* [Problem details]:
Print the data exactly, leaving nothing out.

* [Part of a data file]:
=====

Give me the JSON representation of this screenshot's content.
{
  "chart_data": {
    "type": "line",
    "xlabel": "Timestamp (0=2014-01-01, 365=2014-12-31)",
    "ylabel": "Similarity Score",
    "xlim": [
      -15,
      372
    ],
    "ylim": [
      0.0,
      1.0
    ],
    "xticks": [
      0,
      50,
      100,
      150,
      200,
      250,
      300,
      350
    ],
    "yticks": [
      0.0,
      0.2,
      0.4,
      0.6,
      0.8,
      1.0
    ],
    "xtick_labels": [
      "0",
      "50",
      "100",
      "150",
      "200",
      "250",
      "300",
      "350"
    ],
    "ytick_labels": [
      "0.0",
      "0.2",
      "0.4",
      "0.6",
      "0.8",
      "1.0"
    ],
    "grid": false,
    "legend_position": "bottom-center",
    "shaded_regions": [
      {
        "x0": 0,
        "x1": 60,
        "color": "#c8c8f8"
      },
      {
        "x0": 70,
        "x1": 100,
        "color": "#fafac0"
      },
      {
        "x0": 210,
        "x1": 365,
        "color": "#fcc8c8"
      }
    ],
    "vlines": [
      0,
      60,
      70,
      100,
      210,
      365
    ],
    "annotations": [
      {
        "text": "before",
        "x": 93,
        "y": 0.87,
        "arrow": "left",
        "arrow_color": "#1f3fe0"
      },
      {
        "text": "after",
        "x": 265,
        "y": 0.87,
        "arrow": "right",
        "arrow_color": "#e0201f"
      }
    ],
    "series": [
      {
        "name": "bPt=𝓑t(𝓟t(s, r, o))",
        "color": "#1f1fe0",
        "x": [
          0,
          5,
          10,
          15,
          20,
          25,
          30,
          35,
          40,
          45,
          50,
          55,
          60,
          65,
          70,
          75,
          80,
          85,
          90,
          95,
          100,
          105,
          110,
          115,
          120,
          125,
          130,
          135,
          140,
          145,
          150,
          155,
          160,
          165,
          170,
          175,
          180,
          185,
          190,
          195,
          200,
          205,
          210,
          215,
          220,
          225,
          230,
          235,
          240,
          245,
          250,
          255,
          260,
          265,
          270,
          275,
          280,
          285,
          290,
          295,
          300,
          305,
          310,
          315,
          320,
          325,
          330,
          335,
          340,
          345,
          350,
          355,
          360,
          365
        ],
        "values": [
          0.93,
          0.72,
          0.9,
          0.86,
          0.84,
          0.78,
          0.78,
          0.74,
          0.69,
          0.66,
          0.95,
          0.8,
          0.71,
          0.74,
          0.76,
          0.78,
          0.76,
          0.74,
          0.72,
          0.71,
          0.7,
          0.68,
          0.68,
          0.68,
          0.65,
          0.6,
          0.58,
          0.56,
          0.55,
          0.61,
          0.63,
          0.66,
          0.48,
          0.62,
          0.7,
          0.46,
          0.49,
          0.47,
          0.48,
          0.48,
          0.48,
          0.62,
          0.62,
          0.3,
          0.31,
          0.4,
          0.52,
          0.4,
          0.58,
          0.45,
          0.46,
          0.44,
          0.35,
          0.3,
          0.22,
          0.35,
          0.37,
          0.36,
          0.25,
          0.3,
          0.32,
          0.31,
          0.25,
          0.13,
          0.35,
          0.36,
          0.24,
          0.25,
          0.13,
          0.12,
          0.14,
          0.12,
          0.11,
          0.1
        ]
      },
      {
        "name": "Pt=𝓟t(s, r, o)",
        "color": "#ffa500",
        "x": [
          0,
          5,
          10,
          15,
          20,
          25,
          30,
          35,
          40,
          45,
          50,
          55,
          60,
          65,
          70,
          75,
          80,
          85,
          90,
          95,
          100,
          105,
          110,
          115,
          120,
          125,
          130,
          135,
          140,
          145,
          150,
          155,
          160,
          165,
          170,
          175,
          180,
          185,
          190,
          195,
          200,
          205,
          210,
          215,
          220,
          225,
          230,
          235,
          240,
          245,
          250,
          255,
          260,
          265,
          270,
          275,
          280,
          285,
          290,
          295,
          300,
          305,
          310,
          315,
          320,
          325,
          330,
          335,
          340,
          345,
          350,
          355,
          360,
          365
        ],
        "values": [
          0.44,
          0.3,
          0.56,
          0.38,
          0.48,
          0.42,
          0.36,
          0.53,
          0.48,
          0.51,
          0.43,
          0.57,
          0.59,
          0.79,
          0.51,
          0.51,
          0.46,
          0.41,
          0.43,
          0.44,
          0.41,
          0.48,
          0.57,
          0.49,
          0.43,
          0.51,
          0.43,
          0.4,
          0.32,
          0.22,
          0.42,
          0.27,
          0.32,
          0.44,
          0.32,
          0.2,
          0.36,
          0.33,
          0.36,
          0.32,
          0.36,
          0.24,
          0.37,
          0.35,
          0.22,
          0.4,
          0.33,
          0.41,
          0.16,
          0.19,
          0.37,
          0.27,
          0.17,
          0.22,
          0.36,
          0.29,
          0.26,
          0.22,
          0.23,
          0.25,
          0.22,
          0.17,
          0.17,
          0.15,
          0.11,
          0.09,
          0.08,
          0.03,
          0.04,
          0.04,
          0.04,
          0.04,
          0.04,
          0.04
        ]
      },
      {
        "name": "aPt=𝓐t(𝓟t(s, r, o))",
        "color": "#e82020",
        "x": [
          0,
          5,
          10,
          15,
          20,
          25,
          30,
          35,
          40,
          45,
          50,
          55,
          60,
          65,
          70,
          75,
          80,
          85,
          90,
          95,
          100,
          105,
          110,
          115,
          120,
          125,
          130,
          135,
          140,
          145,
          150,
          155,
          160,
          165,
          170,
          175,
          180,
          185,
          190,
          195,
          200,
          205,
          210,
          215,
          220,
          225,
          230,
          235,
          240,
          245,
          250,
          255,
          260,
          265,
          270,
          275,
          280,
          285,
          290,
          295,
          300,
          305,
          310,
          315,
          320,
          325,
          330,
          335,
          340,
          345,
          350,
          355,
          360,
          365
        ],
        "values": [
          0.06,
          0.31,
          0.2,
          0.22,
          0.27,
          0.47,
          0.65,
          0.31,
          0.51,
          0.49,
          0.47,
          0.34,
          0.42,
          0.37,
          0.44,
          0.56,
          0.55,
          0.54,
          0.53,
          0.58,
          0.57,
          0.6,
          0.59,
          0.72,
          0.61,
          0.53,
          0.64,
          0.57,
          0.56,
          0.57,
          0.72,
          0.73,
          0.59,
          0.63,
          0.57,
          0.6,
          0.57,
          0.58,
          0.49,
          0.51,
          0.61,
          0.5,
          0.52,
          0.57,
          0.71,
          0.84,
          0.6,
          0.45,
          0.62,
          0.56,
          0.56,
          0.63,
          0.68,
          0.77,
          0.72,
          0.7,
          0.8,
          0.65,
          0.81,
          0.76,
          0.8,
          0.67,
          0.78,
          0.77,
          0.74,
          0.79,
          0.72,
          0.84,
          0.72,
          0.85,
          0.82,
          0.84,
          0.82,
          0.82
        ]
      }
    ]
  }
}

=====

* [Response below]:
Give me the JSON representation of this screenshot's content.
{
  "chart_data": {
    "type": "line",
    "xlabel": "Timestamp (0=2014-01-01, 365=2014-12-31)",
    "ylabel": "Similarity Score",
    "xlim": [
      -15,
      372
    ],
    "ylim": [
      0.0,
      1.0
    ],
    "xticks": [
      0,
      50,
      100,
      150,
      200,
      250,
      300,
      350
    ],
    "yticks": [
      0.0,
      0.2,
      0.4,
      0.6,
      0.8,
      1.0
    ],
    "xtick_labels": [
      "0",
      "50",
      "100",
      "150",
      "200",
      "250",
      "300",
      "350"
    ],
    "ytick_labels": [
      "0.0",
      "0.2",
      "0.4",
      "0.6",
      "0.8",
      "1.0"
    ],
    "grid": false,
    "legend_position": "bottom-center",
    "shaded_regions": [
      {
        "x0": 0,
        "x1": 60,
        "color": "#c8c8f8"
      },
      {
        "x0": 70,
        "x1": 100,
        "color": "#fafac0"
      },
      {
        "x0": 210,
        "x1": 365,
        "color": "#fcc8c8"
      }
    ],
    "vlines": [
      0,
      60,
      70,
      100,
      210,
      365
    ],
    "annotations": [
      {
        "text": "before",
        "x": 93,
        "y": 0.87,
        "arrow": "left",
        "arrow_color": "#1f3fe0"
      },
      {
        "text": "after",
        "x": 265,
        "y": 0.87,
        "arrow": "right",
        "arrow_color": "#e0201f"
      }
    ],
    "series": [
      {
        "name": "bPt=𝓑t(𝓟t(s, r, o))",
        "color": "#1f1fe0",
        "x": [
          0,
          5,
          10,
          15,
          20,
          25,
          30,
          35,
          40,
          45,
          50,
          55,
          60,
          65,
          70,
          75,
          80,
          85,
          90,
          95,
          100,
          105,
          110,
          115,
          120,
          125,
          130,
          135,
          140,
          145,
          150,
          155,
          160,
          165,
          170,
          175,
          180,
          185,
          190,
          195,
          200,
          205,
          210,
          215,
          220,
          225,
          230,
          235,
          240,
          245,
          250,
          255,
          260,
          265,
          270,
          275,
          280,
          285,
          290,
          295,
          300,
          305,
          310,
          315,
          320,
          325,
          330,
          335,
          340,
          345,
          350,
          355,
          360,
          365
        ],
        "values": [
          0.93,
          0.72,
          0.9,
          0.86,
          0.84,
          0.78,
          0.78,
          0.74,
          0.69,
          0.66,
          0.95,
          0.8,
          0.71,
          0.74,
          0.76,
          0.78,
          0.76,
          0.74,
          0.72,
          0.71,
          0.7,
          0.68,
          0.68,
          0.68,
          0.65,
          0.6,
          0.58,
          0.56,
          0.55,
          0.61,
          0.63,
          0.66,
          0.48,
          0.62,
          0.7,
          0.46,
          0.49,
          0.47,
          0.48,
          0.48,
          0.48,
          0.62,
          0.62,
          0.3,
          0.31,
          0.4,
          0.52,
          0.4,
          0.58,
          0.45,
          0.46,
          0.44,
          0.35,
          0.3,
          0.22,
          0.35,
          0.37,
          0.36,
          0.25,
          0.3,
          0.32,
          0.31,
          0.25,
          0.13,
          0.35,
          0.36,
          0.24,
          0.25,
          0.13,
          0.12,
          0.14,
          0.12,
          0.11,
          0.1
        ]
      },
      {
        "name": "Pt=𝓟t(s, r, o)",
        "color": "#ffa500",
        "x": [
          0,
          5,
          10,
          15,
          20,
          25,
          30,
          35,
          40,
          45,
          50,
          55,
          60,
          65,
          70,
          75,
          80,
          85,
          90,
          95,
          100,
          105,
          110,
          115,
          120,
          125,
          130,
          135,
          140,
          145,
          150,
          155,
          160,
          165,
          170,
          175,
          180,
          185,
          190,
          195,
          200,
          205,
          210,
          215,
          220,
          225,
          230,
          235,
          240,
          245,
          250,
          255,
          260,
          265,
          270,
          275,
          280,
          285,
          290,
          295,
          300,
          305,
          310,
          315,
          320,
          325,
          330,
          335,
          340,
          345,
          350,
          355,
          360,
          365
        ],
        "values": [
          0.44,
          0.3,
          0.56,
          0.38,
          0.48,
          0.42,
          0.36,
          0.53,
          0.48,
          0.51,
          0.43,
          0.57,
          0.59,
          0.79,
          0.51,
          0.51,
          0.46,
          0.41,
          0.43,
          0.44,
          0.41,
          0.48,
          0.57,
          0.49,
          0.43,
          0.51,
          0.43,
          0.4,
          0.32,
          0.22,
          0.42,
          0.27,
          0.32,
          0.44,
          0.32,
          0.2,
          0.36,
          0.33,
          0.36,
          0.32,
          0.36,
          0.24,
          0.37,
          0.35,
          0.22,
          0.4,
          0.33,
          0.41,
          0.16,
          0.19,
          0.37,
          0.27,
          0.17,
          0.22,
          0.36,
          0.29,
          0.26,
          0.22,
          0.23,
          0.25,
          0.22,
          0.17,
          0.17,
          0.15,
          0.11,
          0.09,
          0.08,
          0.03,
          0.04,
          0.04,
          0.04,
          0.04,
          0.04,
          0.04
        ]
      },
      {
        "name": "aPt=𝓐t(𝓟t(s, r, o))",
        "color": "#e82020",
        "x": [
          0,
          5,
          10,
          15,
          20,
          25,
          30,
          35,
          40,
          45,
          50,
          55,
          60,
          65,
          70,
          75,
          80,
          85,
          90,
          95,
          100,
          105,
          110,
          115,
          120,
          125,
          130,
          135,
          140,
          145,
          150,
          155,
          160,
          165,
          170,
          175,
          180,
          185,
          190,
          195,
          200,
          205,
          210,
          215,
          220,
          225,
          230,
          235,
          240,
          245,
          250,
          255,
          260,
          265,
          270,
          275,
          280,
          285,
          290,
          295,
          300,
          305,
          310,
          315,
          320,
          325,
          330,
          335,
          340,
          345,
          350,
          355,
          360,
          365
        ],
        "values": [
          0.06,
          0.31,
          0.2,
          0.22,
          0.27,
          0.47,
          0.65,
          0.31,
          0.51,
          0.49,
          0.47,
          0.34,
          0.42,
          0.37,
          0.44,
          0.56,
          0.55,
          0.54,
          0.53,
          0.58,
          0.57,
          0.6,
          0.59,
          0.72,
          0.61,
          0.53,
          0.64,
          0.57,
          0.56,
          0.57,
          0.72,
          0.73,
          0.59,
          0.63,
          0.57,
          0.6,
          0.57,
          0.58,
          0.49,
          0.51,
          0.61,
          0.5,
          0.52,
          0.57,
          0.71,
          0.84,
          0.6,
          0.45,
          0.62,
          0.56,
          0.56,
          0.63,
          0.68,
          0.77,
          0.72,
          0.7,
          0.8,
          0.65,
          0.81,
          0.76,
          0.8,
          0.67,
          0.78,
          0.77,
          0.74,
          0.79,
          0.72,
          0.84,
          0.72,
          0.85,
          0.82,
          0.84,
          0.82,
          0.82
        ]
      }
    ]
  }
}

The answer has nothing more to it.